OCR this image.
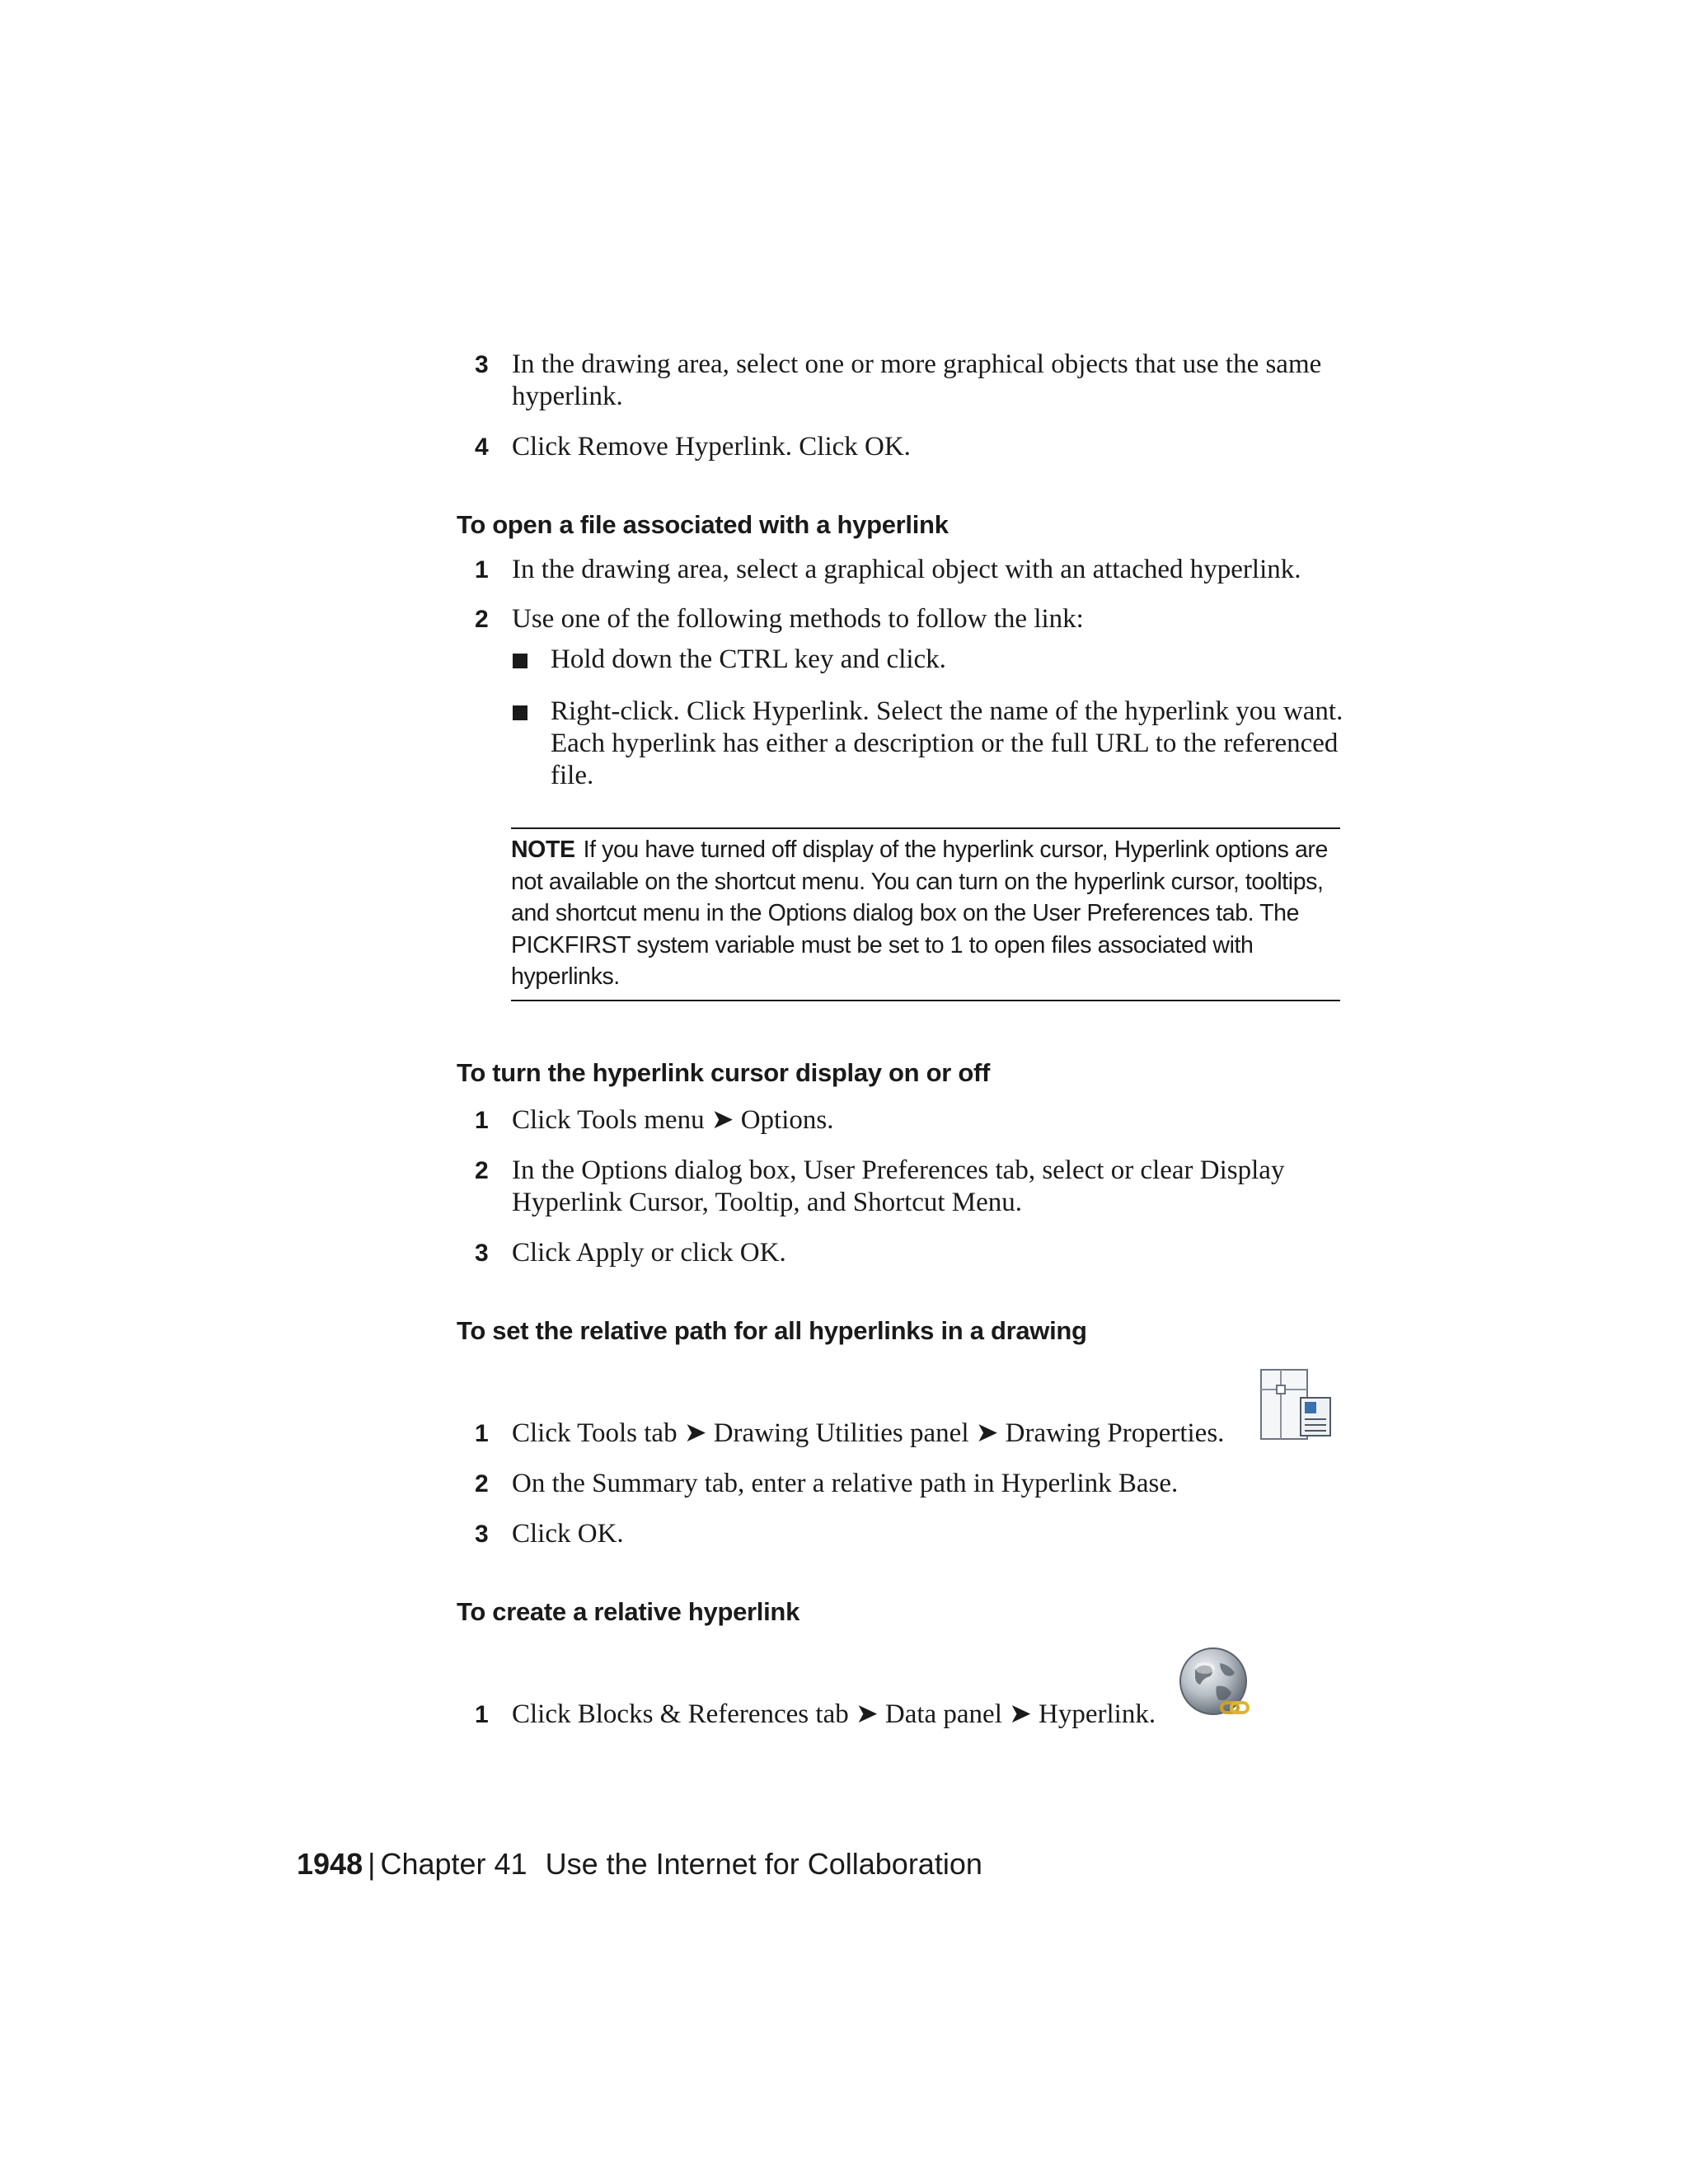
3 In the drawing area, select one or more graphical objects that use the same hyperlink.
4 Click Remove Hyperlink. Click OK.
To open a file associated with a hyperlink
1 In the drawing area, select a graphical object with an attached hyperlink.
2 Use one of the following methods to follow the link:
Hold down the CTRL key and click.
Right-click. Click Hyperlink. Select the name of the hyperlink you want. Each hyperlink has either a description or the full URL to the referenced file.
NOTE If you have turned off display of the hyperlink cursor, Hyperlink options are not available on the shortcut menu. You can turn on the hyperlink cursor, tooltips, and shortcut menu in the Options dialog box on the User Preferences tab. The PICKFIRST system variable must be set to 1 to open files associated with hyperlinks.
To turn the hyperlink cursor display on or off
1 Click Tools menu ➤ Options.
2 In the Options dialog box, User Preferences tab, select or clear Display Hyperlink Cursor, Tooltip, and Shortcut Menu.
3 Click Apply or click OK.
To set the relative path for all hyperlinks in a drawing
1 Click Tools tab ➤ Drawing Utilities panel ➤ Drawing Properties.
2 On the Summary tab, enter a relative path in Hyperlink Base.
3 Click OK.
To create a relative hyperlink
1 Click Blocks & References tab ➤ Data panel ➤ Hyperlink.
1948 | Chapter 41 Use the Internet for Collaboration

________

▶ _Exercise instructions_: Give back the entries verbatim. Do not include any picture.

▶ _Response_:
OCR this image.
3 In the drawing area, select one or more graphical objects that use the same hyperlink.
4 Click Remove Hyperlink. Click OK.
To open a file associated with a hyperlink
1 In the drawing area, select a graphical object with an attached hyperlink.
2 Use one of the following methods to follow the link:
Hold down the CTRL key and click.
Right-click. Click Hyperlink. Select the name of the hyperlink you want. Each hyperlink has either a description or the full URL to the referenced file.
NOTE If you have turned off display of the hyperlink cursor, Hyperlink options are not available on the shortcut menu. You can turn on the hyperlink cursor, tooltips, and shortcut menu in the Options dialog box on the User Preferences tab. The PICKFIRST system variable must be set to 1 to open files associated with hyperlinks.
To turn the hyperlink cursor display on or off
1 Click Tools menu ➤ Options.
2 In the Options dialog box, User Preferences tab, select or clear Display Hyperlink Cursor, Tooltip, and Shortcut Menu.
3 Click Apply or click OK.
To set the relative path for all hyperlinks in a drawing
1 Click Tools tab ➤ Drawing Utilities panel ➤ Drawing Properties.
2 On the Summary tab, enter a relative path in Hyperlink Base.
3 Click OK.
To create a relative hyperlink
1 Click Blocks & References tab ➤ Data panel ➤ Hyperlink.
1948 | Chapter 41 Use the Internet for Collaboration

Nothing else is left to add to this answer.